YOUR INSTRUCTIONS:
Transcribe all of the data below line for line, without changing any characters, and leave the pictures out.

[Stored data entries]

______

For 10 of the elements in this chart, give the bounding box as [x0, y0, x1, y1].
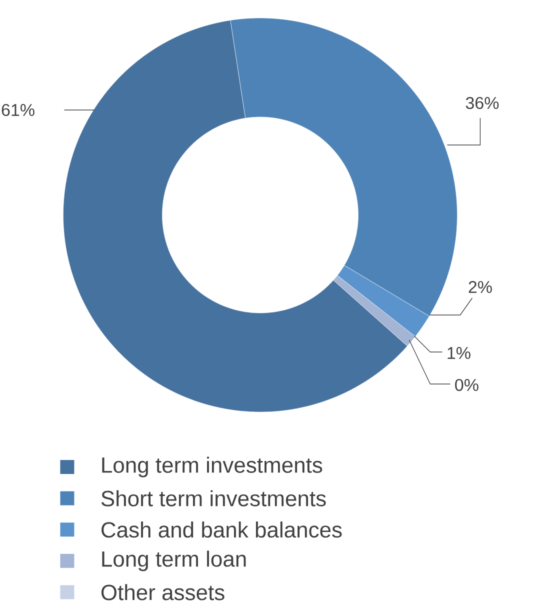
data-label: 2%	[468, 281, 492, 293]
data-label: 61%	[2, 104, 34, 116]
legend-label: Long term investments	[102, 456, 322, 478]
data-label: 36%	[466, 96, 499, 110]
text: 0%	[454, 378, 478, 392]
legend-label: Other assets	[101, 584, 224, 600]
legend-label: Long term loan	[102, 550, 246, 572]
legend-label: Cash and bank balances	[101, 522, 342, 538]
legend-label: Short term investments	[101, 490, 326, 506]
data-label: 1%	[448, 347, 470, 359]
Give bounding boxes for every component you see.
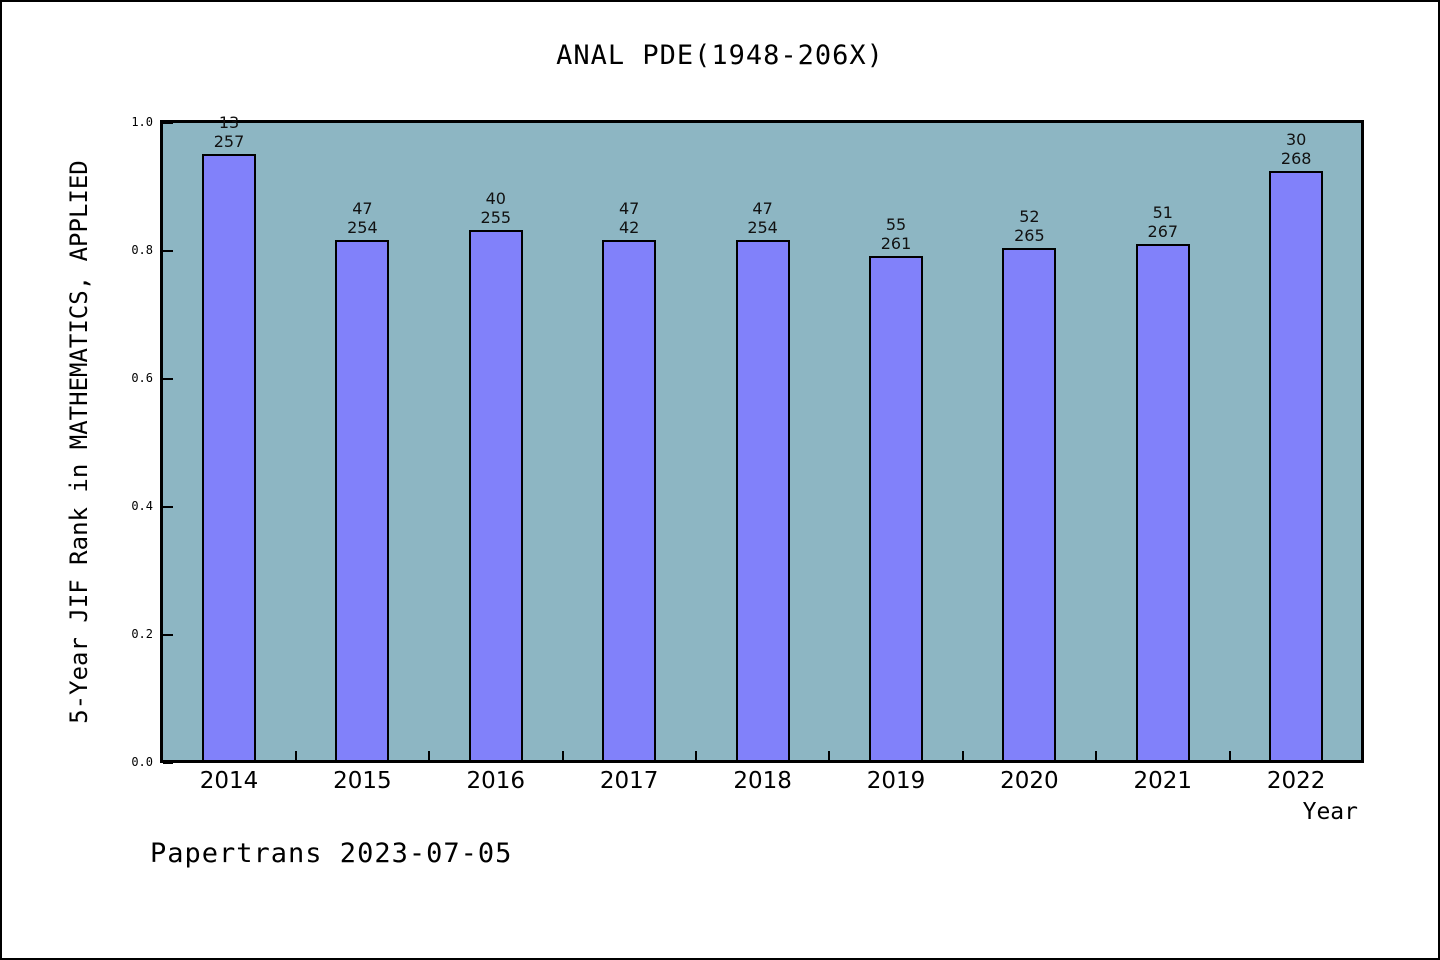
chart-title: ANAL PDE(1948-206X) [556,40,884,71]
y-tick-label: 0.2 [131,627,153,641]
bar [602,240,657,760]
bar-total-value: 268 [1280,149,1312,168]
bar-rank-value: 51 [1152,202,1173,222]
x-minor-tick [294,751,297,760]
y-tick-label: 0.4 [131,499,153,513]
bar [735,240,790,760]
bar-value-label: 55 261 [846,215,946,253]
x-tick-label: 2017 [599,768,659,794]
x-minor-tick [828,751,831,760]
bar [202,153,256,760]
x-tick-label: 2016 [466,768,526,794]
bar-total-value: 254 [347,218,378,238]
bar-total-value: 265 [1014,225,1045,245]
bar-total-value: 255 [480,207,512,227]
x-minor-tick [428,751,431,760]
bar-value-label: 13 257 [179,113,279,151]
bar-value-label: 47 42 [579,199,679,237]
bar-rank-value: 40 [485,188,506,208]
bar-rank-value: 52 [1019,206,1040,226]
bar [335,240,390,760]
bar-total-value: 42 [619,218,640,238]
y-tick-label: 0.8 [131,243,153,257]
bar [869,256,923,760]
bar-value-label: 47 254 [312,199,412,237]
bar-rank-value: 47 [352,199,373,219]
x-minor-tick [1228,751,1231,760]
x-minor-tick [961,751,964,760]
bar-total-value: 261 [880,234,912,254]
bar [1002,247,1057,760]
y-tick-mark [163,378,173,380]
bar-value-label: 40 255 [446,189,546,227]
bar [1269,171,1324,760]
bar-rank-value: 47 [752,199,773,219]
bar-rank-value: 55 [885,215,907,235]
x-minor-tick [1095,751,1098,760]
y-tick-mark [163,634,173,636]
y-tick-label: 0.0 [131,755,153,769]
bar-rank-value: 47 [619,199,640,219]
x-tick-label: 2015 [333,768,392,794]
x-axis-label: Year [1302,799,1358,825]
x-tick-label: 2018 [733,768,792,794]
x-tick-label: 2021 [1133,768,1193,794]
bar [1135,243,1190,760]
bar-value-label: 30 268 [1246,130,1346,168]
x-tick-label: 2022 [1266,768,1326,794]
y-axis-label: 5-Year JIF Rank in MATHEMATICS, APPLIED [65,160,93,724]
y-tick-mark [163,250,173,252]
y-tick-mark [163,122,173,124]
bar-value-label: 51 267 [1113,203,1213,241]
y-tick-label: 0.6 [131,371,153,385]
x-minor-tick [561,751,564,760]
bar-total-value: 257 [213,131,245,151]
bar-total-value: 267 [1147,221,1179,241]
bar-rank-value: 30 [1286,130,1307,149]
y-tick-label: 1.0 [131,115,153,129]
bar-value-label: 47 254 [713,199,813,237]
bar [468,229,523,760]
y-tick-mark [163,506,173,508]
footer-watermark: Papertrans 2023-07-05 [150,838,513,869]
x-minor-tick [694,751,697,760]
bar-total-value: 254 [747,218,778,238]
y-tick-mark [163,762,173,764]
x-tick-label: 2014 [199,768,259,794]
bar-rank-value: 13 [218,112,240,132]
x-tick-label: 2020 [1000,768,1059,794]
bar-value-label: 52 265 [979,207,1079,245]
x-tick-label: 2019 [866,768,926,794]
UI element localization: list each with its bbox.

______

FINISHED ANSWER:
For 10 of the elements in this chart, give the bounding box as [x0, y0, x1, y1].
data-label: 2%	[468, 281, 492, 293]
data-label: 61%	[2, 104, 34, 116]
legend-label: Long term investments	[102, 456, 322, 478]
data-label: 36%	[466, 96, 499, 110]
text: 0%	[454, 378, 478, 392]
legend-label: Other assets	[101, 584, 224, 600]
legend-label: Long term loan	[102, 550, 246, 572]
legend-label: Cash and bank balances	[101, 522, 342, 538]
legend-label: Short term investments	[101, 490, 326, 506]
data-label: 1%	[448, 347, 470, 359]
Give bounding boxes for every component you see.
chart-title: ANAL PDE(1948-206X) [556,40,884,71]
y-tick-label: 0.2 [131,627,153,641]
bar [602,240,657,760]
bar-total-value: 268 [1280,149,1312,168]
bar-rank-value: 51 [1152,202,1173,222]
x-minor-tick [294,751,297,760]
y-tick-label: 0.4 [131,499,153,513]
bar [735,240,790,760]
bar-value-label: 55 261 [846,215,946,253]
x-tick-label: 2017 [599,768,659,794]
x-minor-tick [828,751,831,760]
bar [202,153,256,760]
x-tick-label: 2016 [466,768,526,794]
bar-total-value: 254 [347,218,378,238]
bar-total-value: 265 [1014,225,1045,245]
bar-total-value: 255 [480,207,512,227]
x-minor-tick [428,751,431,760]
bar-value-label: 13 257 [179,113,279,151]
bar-value-label: 47 42 [579,199,679,237]
bar-rank-value: 40 [485,188,506,208]
bar-rank-value: 52 [1019,206,1040,226]
bar [335,240,390,760]
bar-total-value: 42 [619,218,640,238]
y-tick-label: 0.8 [131,243,153,257]
bar [869,256,923,760]
bar-value-label: 47 254 [312,199,412,237]
bar-rank-value: 47 [352,199,373,219]
x-minor-tick [1228,751,1231,760]
x-minor-tick [961,751,964,760]
bar-total-value: 261 [880,234,912,254]
bar [1002,247,1057,760]
y-tick-mark [163,378,173,380]
bar-value-label: 40 255 [446,189,546,227]
bar [1269,171,1324,760]
bar-rank-value: 47 [752,199,773,219]
bar-rank-value: 55 [885,215,907,235]
x-minor-tick [1095,751,1098,760]
y-tick-mark [163,634,173,636]
y-tick-label: 0.0 [131,755,153,769]
bar-rank-value: 47 [619,199,640,219]
x-tick-label: 2015 [333,768,392,794]
x-axis-label: Year [1302,799,1358,825]
x-tick-label: 2018 [733,768,792,794]
x-tick-label: 2021 [1133,768,1193,794]
bar [1135,243,1190,760]
bar-value-label: 30 268 [1246,130,1346,168]
x-tick-label: 2022 [1266,768,1326,794]
y-axis-label: 5-Year JIF Rank in MATHEMATICS, APPLIED [65,160,93,724]
y-tick-mark [163,250,173,252]
y-tick-mark [163,122,173,124]
bar-value-label: 51 267 [1113,203,1213,241]
y-tick-label: 0.6 [131,371,153,385]
x-minor-tick [561,751,564,760]
bar-total-value: 257 [213,131,245,151]
bar-total-value: 267 [1147,221,1179,241]
bar-rank-value: 30 [1286,130,1307,149]
y-tick-label: 1.0 [131,115,153,129]
bar-value-label: 47 254 [713,199,813,237]
bar [468,229,523,760]
y-tick-mark [163,506,173,508]
footer-watermark: Papertrans 2023-07-05 [150,838,513,869]
x-minor-tick [694,751,697,760]
bar-total-value: 254 [747,218,778,238]
y-tick-mark [163,762,173,764]
x-tick-label: 2014 [199,768,259,794]
bar-rank-value: 13 [218,112,240,132]
x-tick-label: 2020 [1000,768,1059,794]
bar-value-label: 52 265 [979,207,1079,245]
x-tick-label: 2019 [866,768,926,794]
UI element localization: list each with its bbox.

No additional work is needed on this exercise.